» Request
Reproduce all of the records exactly.

==*==

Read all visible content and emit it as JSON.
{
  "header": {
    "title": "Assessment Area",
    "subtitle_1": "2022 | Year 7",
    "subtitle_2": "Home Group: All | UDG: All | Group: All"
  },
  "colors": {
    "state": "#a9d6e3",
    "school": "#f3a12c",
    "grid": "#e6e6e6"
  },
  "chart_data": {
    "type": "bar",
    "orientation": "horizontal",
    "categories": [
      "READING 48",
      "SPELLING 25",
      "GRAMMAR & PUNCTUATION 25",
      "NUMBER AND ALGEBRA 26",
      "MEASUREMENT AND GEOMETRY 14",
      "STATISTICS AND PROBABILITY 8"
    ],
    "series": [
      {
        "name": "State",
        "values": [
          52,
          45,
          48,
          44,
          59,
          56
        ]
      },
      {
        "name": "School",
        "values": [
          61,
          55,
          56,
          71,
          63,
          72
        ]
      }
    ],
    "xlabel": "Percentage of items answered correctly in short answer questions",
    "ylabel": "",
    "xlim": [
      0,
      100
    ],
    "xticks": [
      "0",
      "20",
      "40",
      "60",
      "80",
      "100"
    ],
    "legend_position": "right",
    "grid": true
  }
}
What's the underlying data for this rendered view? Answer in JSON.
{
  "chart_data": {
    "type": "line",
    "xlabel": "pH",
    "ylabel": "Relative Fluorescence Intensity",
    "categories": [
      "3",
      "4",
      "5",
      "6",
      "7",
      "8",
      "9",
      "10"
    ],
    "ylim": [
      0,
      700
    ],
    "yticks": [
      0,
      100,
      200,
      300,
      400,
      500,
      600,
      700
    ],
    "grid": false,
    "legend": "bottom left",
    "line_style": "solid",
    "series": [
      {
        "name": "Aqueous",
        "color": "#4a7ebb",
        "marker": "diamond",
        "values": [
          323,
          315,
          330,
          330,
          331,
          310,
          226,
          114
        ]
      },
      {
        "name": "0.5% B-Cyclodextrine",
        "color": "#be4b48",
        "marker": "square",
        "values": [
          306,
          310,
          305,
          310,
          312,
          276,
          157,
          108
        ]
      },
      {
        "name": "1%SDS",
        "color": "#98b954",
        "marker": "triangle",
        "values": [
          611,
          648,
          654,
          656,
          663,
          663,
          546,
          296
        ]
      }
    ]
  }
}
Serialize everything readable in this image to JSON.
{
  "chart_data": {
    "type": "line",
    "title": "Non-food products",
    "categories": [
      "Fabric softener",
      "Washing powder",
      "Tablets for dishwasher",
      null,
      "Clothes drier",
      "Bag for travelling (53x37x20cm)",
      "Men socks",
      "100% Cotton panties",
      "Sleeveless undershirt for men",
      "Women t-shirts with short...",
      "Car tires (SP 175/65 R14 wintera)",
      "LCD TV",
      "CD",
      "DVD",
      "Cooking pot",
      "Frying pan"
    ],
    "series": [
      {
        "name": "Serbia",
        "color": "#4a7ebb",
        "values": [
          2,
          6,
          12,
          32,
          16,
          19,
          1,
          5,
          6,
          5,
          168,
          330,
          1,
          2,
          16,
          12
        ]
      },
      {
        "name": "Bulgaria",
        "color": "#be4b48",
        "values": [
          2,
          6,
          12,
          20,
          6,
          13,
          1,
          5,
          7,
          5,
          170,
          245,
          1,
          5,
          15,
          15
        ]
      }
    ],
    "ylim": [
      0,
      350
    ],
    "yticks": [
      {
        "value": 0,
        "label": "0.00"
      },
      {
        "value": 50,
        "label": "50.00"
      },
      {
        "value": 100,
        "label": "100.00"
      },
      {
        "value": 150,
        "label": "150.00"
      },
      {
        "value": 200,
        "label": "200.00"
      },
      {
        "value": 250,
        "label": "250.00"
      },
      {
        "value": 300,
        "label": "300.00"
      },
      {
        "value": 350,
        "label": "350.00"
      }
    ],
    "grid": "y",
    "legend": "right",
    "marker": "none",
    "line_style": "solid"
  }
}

==*==

» Response to this task
Read all visible content and emit it as JSON.
{
  "header": {
    "title": "Assessment Area",
    "subtitle_1": "2022 | Year 7",
    "subtitle_2": "Home Group: All | UDG: All | Group: All"
  },
  "colors": {
    "state": "#a9d6e3",
    "school": "#f3a12c",
    "grid": "#e6e6e6"
  },
  "chart_data": {
    "type": "bar",
    "orientation": "horizontal",
    "categories": [
      "READING 48",
      "SPELLING 25",
      "GRAMMAR & PUNCTUATION 25",
      "NUMBER AND ALGEBRA 26",
      "MEASUREMENT AND GEOMETRY 14",
      "STATISTICS AND PROBABILITY 8"
    ],
    "series": [
      {
        "name": "State",
        "values": [
          52,
          45,
          48,
          44,
          59,
          56
        ]
      },
      {
        "name": "School",
        "values": [
          61,
          55,
          56,
          71,
          63,
          72
        ]
      }
    ],
    "xlabel": "Percentage of items answered correctly in short answer questions",
    "ylabel": "",
    "xlim": [
      0,
      100
    ],
    "xticks": [
      "0",
      "20",
      "40",
      "60",
      "80",
      "100"
    ],
    "legend_position": "right",
    "grid": true
  }
}
What's the underlying data for this rendered view? Answer in JSON.
{
  "chart_data": {
    "type": "line",
    "xlabel": "pH",
    "ylabel": "Relative Fluorescence Intensity",
    "categories": [
      "3",
      "4",
      "5",
      "6",
      "7",
      "8",
      "9",
      "10"
    ],
    "ylim": [
      0,
      700
    ],
    "yticks": [
      0,
      100,
      200,
      300,
      400,
      500,
      600,
      700
    ],
    "grid": false,
    "legend": "bottom left",
    "line_style": "solid",
    "series": [
      {
        "name": "Aqueous",
        "color": "#4a7ebb",
        "marker": "diamond",
        "values": [
          323,
          315,
          330,
          330,
          331,
          310,
          226,
          114
        ]
      },
      {
        "name": "0.5% B-Cyclodextrine",
        "color": "#be4b48",
        "marker": "square",
        "values": [
          306,
          310,
          305,
          310,
          312,
          276,
          157,
          108
        ]
      },
      {
        "name": "1%SDS",
        "color": "#98b954",
        "marker": "triangle",
        "values": [
          611,
          648,
          654,
          656,
          663,
          663,
          546,
          296
        ]
      }
    ]
  }
}
Serialize everything readable in this image to JSON.
{
  "chart_data": {
    "type": "line",
    "title": "Non-food products",
    "categories": [
      "Fabric softener",
      "Washing powder",
      "Tablets for dishwasher",
      null,
      "Clothes drier",
      "Bag for travelling (53x37x20cm)",
      "Men socks",
      "100% Cotton panties",
      "Sleeveless undershirt for men",
      "Women t-shirts with short...",
      "Car tires (SP 175/65 R14 wintera)",
      "LCD TV",
      "CD",
      "DVD",
      "Cooking pot",
      "Frying pan"
    ],
    "series": [
      {
        "name": "Serbia",
        "color": "#4a7ebb",
        "values": [
          2,
          6,
          12,
          32,
          16,
          19,
          1,
          5,
          6,
          5,
          168,
          330,
          1,
          2,
          16,
          12
        ]
      },
      {
        "name": "Bulgaria",
        "color": "#be4b48",
        "values": [
          2,
          6,
          12,
          20,
          6,
          13,
          1,
          5,
          7,
          5,
          170,
          245,
          1,
          5,
          15,
          15
        ]
      }
    ],
    "ylim": [
      0,
      350
    ],
    "yticks": [
      {
        "value": 0,
        "label": "0.00"
      },
      {
        "value": 50,
        "label": "50.00"
      },
      {
        "value": 100,
        "label": "100.00"
      },
      {
        "value": 150,
        "label": "150.00"
      },
      {
        "value": 200,
        "label": "200.00"
      },
      {
        "value": 250,
        "label": "250.00"
      },
      {
        "value": 300,
        "label": "300.00"
      },
      {
        "value": 350,
        "label": "350.00"
      }
    ],
    "grid": "y",
    "legend": "right",
    "marker": "none",
    "line_style": "solid"
  }
}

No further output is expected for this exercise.